> SUPPLIED DATA:
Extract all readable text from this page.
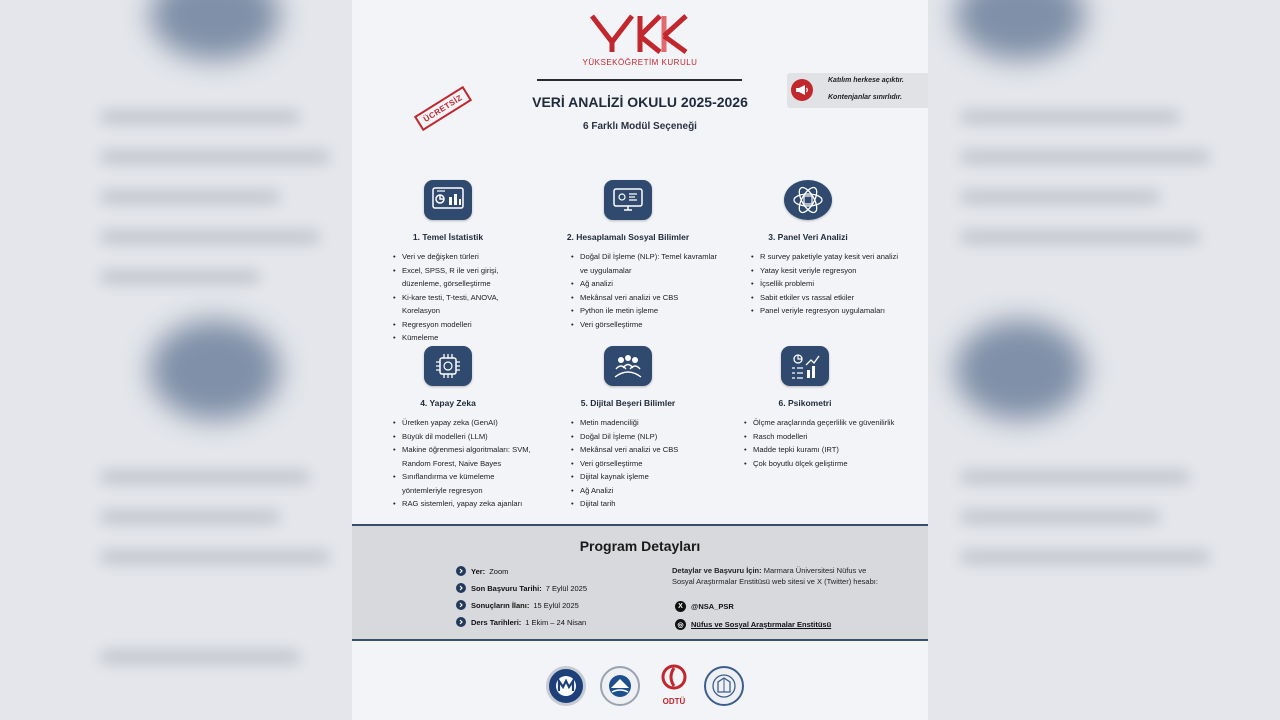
YÜKSEKÖĞRETİM KURULU
ÜCRETSİZ	VERİ ANALİZİ OKULU 2025-2026
6 Farklı Modül Seçeneği
Katılım herkese açıktır.
Kontenjanlar sınırlıdır.
1. Temel İstatistik
• Veri ve değişken türleri
• Excel, SPSS, R ile veri girişi, düzenleme, görselleştirme
• Ki-kare testi, T-testi, ANOVA, Korelasyon
• Regresyon modelleri
• Kümeleme
2. Hesaplamalı Sosyal Bilimler
• Doğal Dil İşleme (NLP): Temel kavramlar ve uygulamalar
• Ağ analizi
• Mekânsal veri analizi ve CBS
• Python ile metin işleme
• Veri görselleştirme
3. Panel Veri Analizi
• R survey paketiyle yatay kesit veri analizi
• Yatay kesit veriyle regresyon
• İçsellik problemi
• Sabit etkiler vs rassal etkiler
• Panel veriyle regresyon uygulamaları
4. Yapay Zeka
• Üretken yapay zeka (GenAI)
• Büyük dil modelleri (LLM)
• Makine öğrenmesi algoritmaları: SVM, Random Forest, Naive Bayes
• Sınıflandırma ve kümeleme yöntemleriyle regresyon
• RAG sistemleri, yapay zeka ajanları
5. Dijital Beşeri Bilimler
• Metin madenciliği
• Doğal Dil İşleme (NLP)
• Mekânsal veri analizi ve CBS
• Veri görselleştirme
• Dijital kaynak işleme
• Ağ Analizi
• Dijital tarih
6. Psikometri
• Ölçme araçlarında geçerlilik ve güvenilirlik
• Rasch modelleri
• Madde tepki kuramı (IRT)
• Çok boyutlu ölçek geliştirme
Program Detayları
Yer: Zoom
Son Başvuru Tarihi: 7 Eylül 2025
Sonuçların İlanı: 15 Eylül 2025
Ders Tarihleri: 1 Ekim – 24 Nisan
Detaylar ve Başvuru İçin: Marmara Üniversitesi Nüfus ve Sosyal Araştırmalar Enstitüsü web sitesi ve X (Twitter) hesabı:
X	@NSA_PSR
◎ Nüfus ve Sosyal Araştırmalar Enstitüsü
ODTÜ
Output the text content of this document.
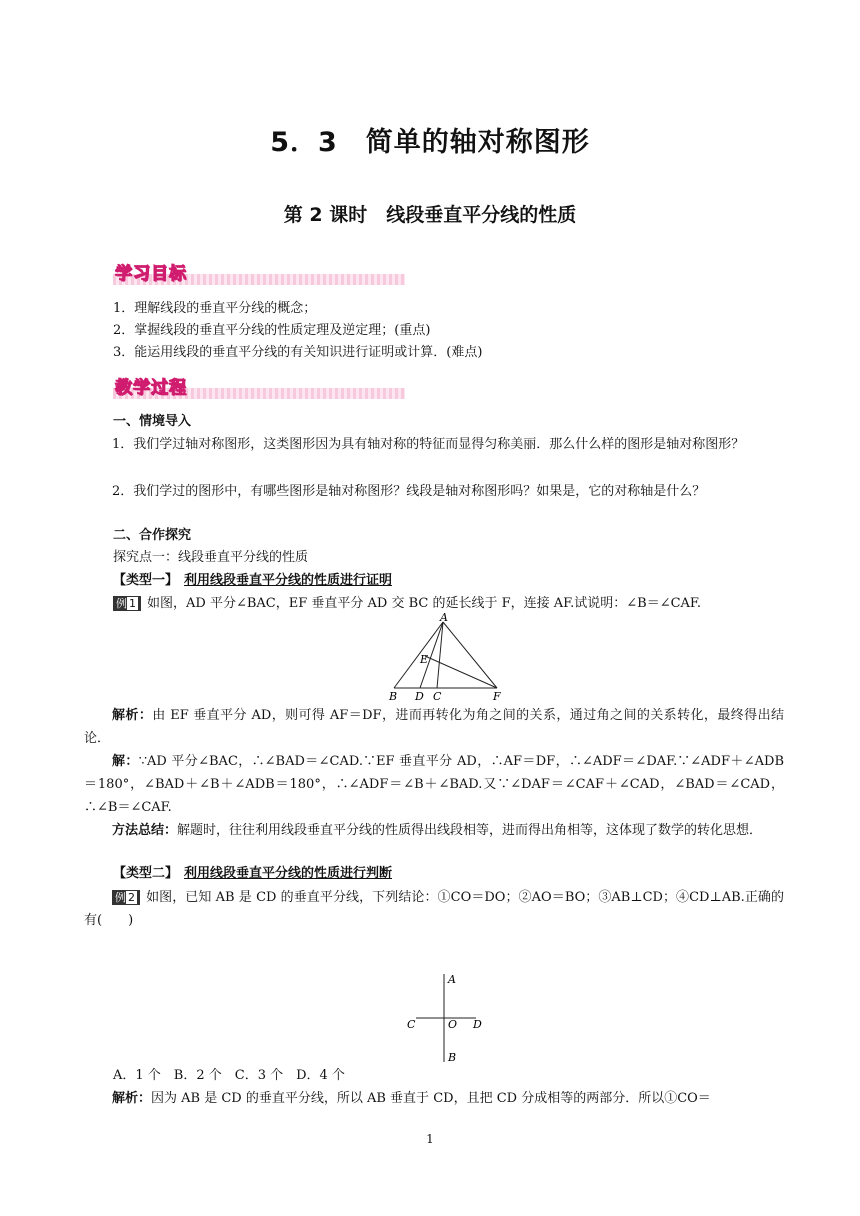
5．3　简单的轴对称图形
第 2 课时　线段垂直平分线的性质
学习目标
1．理解线段的垂直平分线的概念；
2．掌握线段的垂直平分线的性质定理及逆定理；(重点)
3．能运用线段的垂直平分线的有关知识进行证明或计算．(难点)
教学过程
一、情境导入
1．我们学过轴对称图形，这类图形因为具有轴对称的特征而显得匀称美丽．那么什么样的图形是轴对称图形？
2．我们学过的图形中，有哪些图形是轴对称图形？线段是轴对称图形吗？如果是，它的对称轴是什么？
二、合作探究
探究点一：线段垂直平分线的性质
【类型一】 利用线段垂直平分线的性质进行证明
例 1 如图，AD 平分∠BAC，EF 垂直平分 AD 交 BC 的延长线于 F，连接 AF.试说明：∠B＝∠CAF.
A
E
B D C	F
解析：由 EF 垂直平分 AD，则可得 AF＝DF，进而再转化为角之间的关系，通过角之间的关系转化，最终得出结论．
解：∵AD 平分∠BAC，∴∠BAD＝∠CAD.∵EF 垂直平分 AD，∴AF＝DF，∴∠ADF＝∠DAF.∵∠ADF＋∠ADB＝180°，∠BAD＋∠B＋∠ADB＝180°，∴∠ADF＝∠B＋∠BAD.又∵∠DAF＝∠CAF＋∠CAD，∠BAD＝∠CAD，∴∠B＝∠CAF.
方法总结：解题时，往往利用线段垂直平分线的性质得出线段相等，进而得出角相等，这体现了数学的转化思想．
【类型二】 利用线段垂直平分线的性质进行判断
例 2 如图，已知 AB 是 CD 的垂直平分线，下列结论：①CO＝DO；②AO＝BO；③AB⊥CD；④CD⊥AB.正确的有(　　)
A
B
C	O D
A．1 个　B．2 个　C．3 个　D．4 个
解析：因为 AB 是 CD 的垂直平分线，所以 AB 垂直于 CD，且把 CD 分成相等的两部分．所以①CO＝
1
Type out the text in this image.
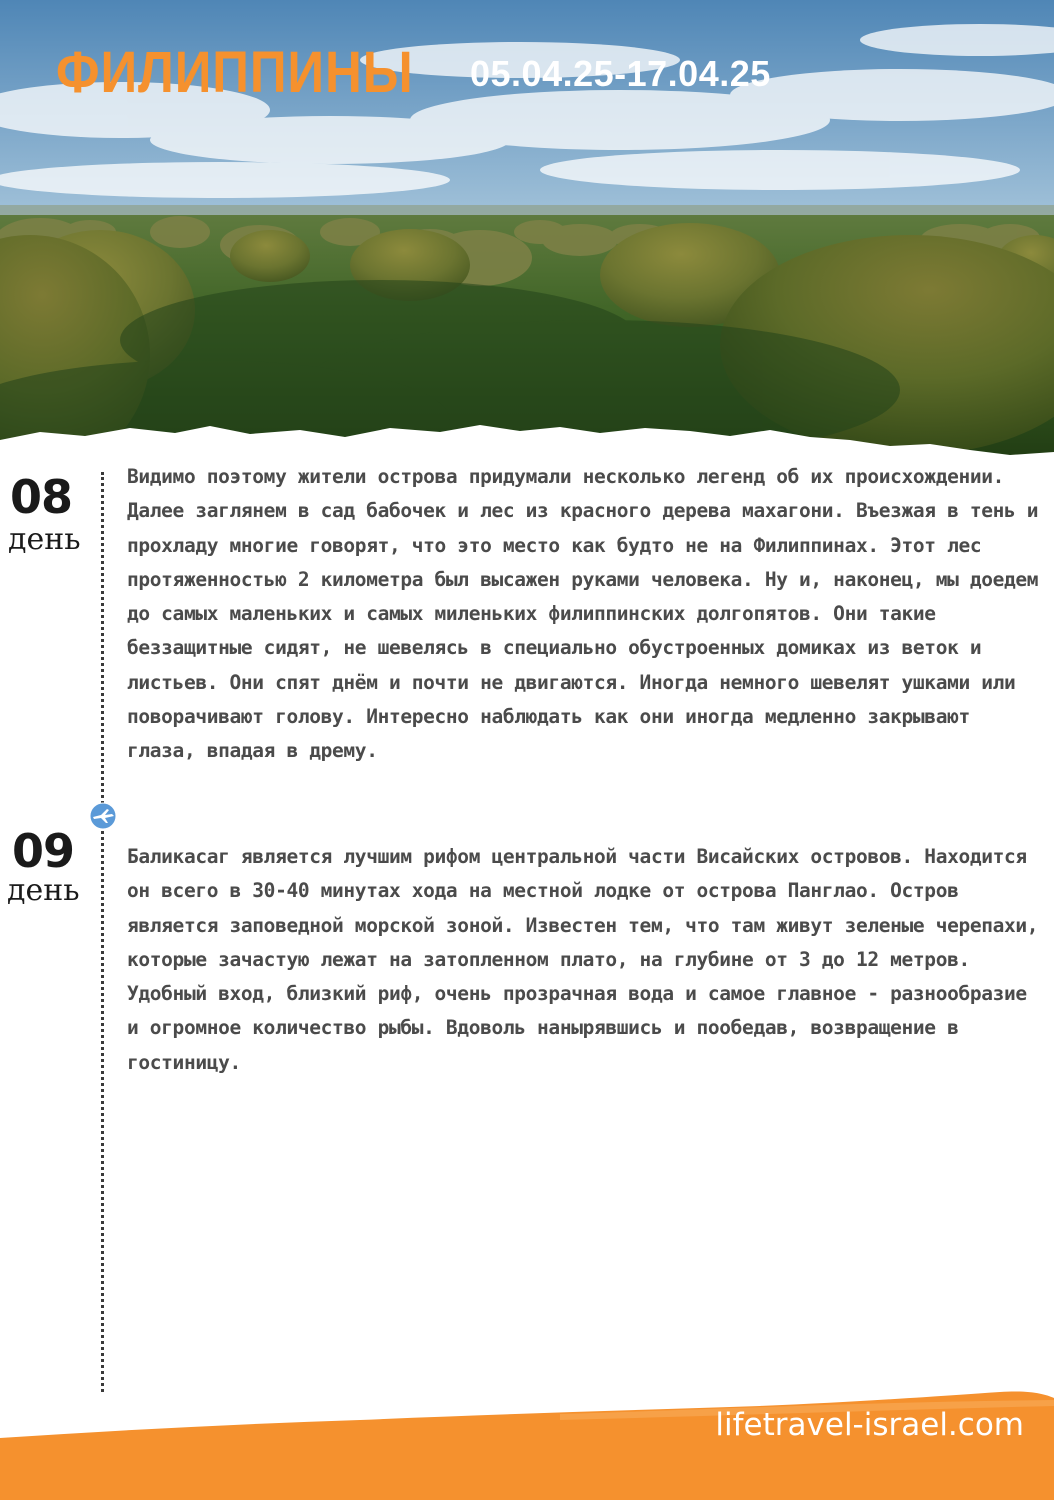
ФИЛИППИНЫ 05.04.25-17.04.25
08
день

Видимо поэтому жители острова придумали несколько легенд об их происхождении. Далее заглянем в сад бабочек и лес из красного дерева махагони. Въезжая в тень и прохладу многие говорят, что это место как будто не на Филиппинах. Этот лес протяженностью 2 километра был высажен руками человека. Ну и, наконец, мы доедем до самых маленьких и самых миленьких филиппинских долгопятов. Они такие беззащитные сидят, не шевелясь в специально обустроенных домиках из веток и листьев. Они спят днём и почти не двигаются. Иногда немного шевелят ушками или поворачивают голову. Интересно наблюдать как они иногда медленно закрывают глаза, впадая в дрему.

09
день

Баликасаг является лучшим рифом центральной части Висайских островов. Находится он всего в 30-40 минутах хода на местной лодке от острова Панглао. Остров является заповедной морской зоной. Известен тем, что там живут зеленые черепахи, которые зачастую лежат на затопленном плато, на глубине от 3 до 12 метров. Удобный вход, близкий риф, очень прозрачная вода и самое главное - разнообразие и огромное количество рыбы. Вдоволь нанырявшись и пообедав, возвращение в гостиницу.

lifetravel-israel.com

> INSTRUCTIONS TO FOLLOW:
Repeat the listing verbatim. Skip the pictures.

> CORRECT ANSWER:
Extract all readable text from this page.
YÜKSEKÖĞRETİM KURULU
ÜCRETSİZ	VERİ ANALİZİ OKULU 2025-2026
6 Farklı Modül Seçeneği
Katılım herkese açıktır.
Kontenjanlar sınırlıdır.
1. Temel İstatistik
• Veri ve değişken türleri
• Excel, SPSS, R ile veri girişi, düzenleme, görselleştirme
• Ki-kare testi, T-testi, ANOVA, Korelasyon
• Regresyon modelleri
• Kümeleme
2. Hesaplamalı Sosyal Bilimler
• Doğal Dil İşleme (NLP): Temel kavramlar ve uygulamalar
• Ağ analizi
• Mekânsal veri analizi ve CBS
• Python ile metin işleme
• Veri görselleştirme
3. Panel Veri Analizi
• R survey paketiyle yatay kesit veri analizi
• Yatay kesit veriyle regresyon
• İçsellik problemi
• Sabit etkiler vs rassal etkiler
• Panel veriyle regresyon uygulamaları
4. Yapay Zeka
• Üretken yapay zeka (GenAI)
• Büyük dil modelleri (LLM)
• Makine öğrenmesi algoritmaları: SVM, Random Forest, Naive Bayes
• Sınıflandırma ve kümeleme yöntemleriyle regresyon
• RAG sistemleri, yapay zeka ajanları
5. Dijital Beşeri Bilimler
• Metin madenciliği
• Doğal Dil İşleme (NLP)
• Mekânsal veri analizi ve CBS
• Veri görselleştirme
• Dijital kaynak işleme
• Ağ Analizi
• Dijital tarih
6. Psikometri
• Ölçme araçlarında geçerlilik ve güvenilirlik
• Rasch modelleri
• Madde tepki kuramı (IRT)
• Çok boyutlu ölçek geliştirme
Program Detayları
Yer: Zoom
Son Başvuru Tarihi: 7 Eylül 2025
Sonuçların İlanı: 15 Eylül 2025
Ders Tarihleri: 1 Ekim – 24 Nisan
Detaylar ve Başvuru İçin: Marmara Üniversitesi Nüfus ve Sosyal Araştırmalar Enstitüsü web sitesi ve X (Twitter) hesabı:
X	@NSA_PSR
◎ Nüfus ve Sosyal Araştırmalar Enstitüsü
ODTÜ
Output the text content of this document.
5．3　简单的轴对称图形
第 2 课时　线段垂直平分线的性质
学习目标
1．理解线段的垂直平分线的概念；
2．掌握线段的垂直平分线的性质定理及逆定理；(重点)
3．能运用线段的垂直平分线的有关知识进行证明或计算．(难点)
教学过程
一、情境导入
1．我们学过轴对称图形，这类图形因为具有轴对称的特征而显得匀称美丽．那么什么样的图形是轴对称图形？
2．我们学过的图形中，有哪些图形是轴对称图形？线段是轴对称图形吗？如果是，它的对称轴是什么？
二、合作探究
探究点一：线段垂直平分线的性质
【类型一】 利用线段垂直平分线的性质进行证明
例 1 如图，AD 平分∠BAC，EF 垂直平分 AD 交 BC 的延长线于 F，连接 AF.试说明：∠B＝∠CAF.
A
E
B D C	F
解析：由 EF 垂直平分 AD，则可得 AF＝DF，进而再转化为角之间的关系，通过角之间的关系转化，最终得出结论．
解：∵AD 平分∠BAC，∴∠BAD＝∠CAD.∵EF 垂直平分 AD，∴AF＝DF，∴∠ADF＝∠DAF.∵∠ADF＋∠ADB＝180°，∠BAD＋∠B＋∠ADB＝180°，∴∠ADF＝∠B＋∠BAD.又∵∠DAF＝∠CAF＋∠CAD，∠BAD＝∠CAD，∴∠B＝∠CAF.
方法总结：解题时，往往利用线段垂直平分线的性质得出线段相等，进而得出角相等，这体现了数学的转化思想．
【类型二】 利用线段垂直平分线的性质进行判断
例 2 如图，已知 AB 是 CD 的垂直平分线，下列结论：①CO＝DO；②AO＝BO；③AB⊥CD；④CD⊥AB.正确的有(　　)
A
B
C	O D
A．1 个　B．2 个　C．3 个　D．4 个
解析：因为 AB 是 CD 的垂直平分线，所以 AB 垂直于 CD，且把 CD 分成相等的两部分．所以①CO＝
1
Type out the text in this image.
ФИЛИППИНЫ 05.04.25-17.04.25
08
день

Видимо поэтому жители острова придумали несколько легенд об их происхождении. Далее заглянем в сад бабочек и лес из красного дерева махагони. Въезжая в тень и прохладу многие говорят, что это место как будто не на Филиппинах. Этот лес протяженностью 2 километра был высажен руками человека. Ну и, наконец, мы доедем до самых маленьких и самых миленьких филиппинских долгопятов. Они такие беззащитные сидят, не шевелясь в специально обустроенных домиках из веток и листьев. Они спят днём и почти не двигаются. Иногда немного шевелят ушками или поворачивают голову. Интересно наблюдать как они иногда медленно закрывают глаза, впадая в дрему.

09
день

Баликасаг является лучшим рифом центральной части Висайских островов. Находится он всего в 30-40 минутах хода на местной лодке от острова Панглао. Остров является заповедной морской зоной. Известен тем, что там живут зеленые черепахи, которые зачастую лежат на затопленном плато, на глубине от 3 до 12 метров. Удобный вход, близкий риф, очень прозрачная вода и самое главное - разнообразие и огромное количество рыбы. Вдоволь нанырявшись и пообедав, возвращение в гостиницу.

lifetravel-israel.com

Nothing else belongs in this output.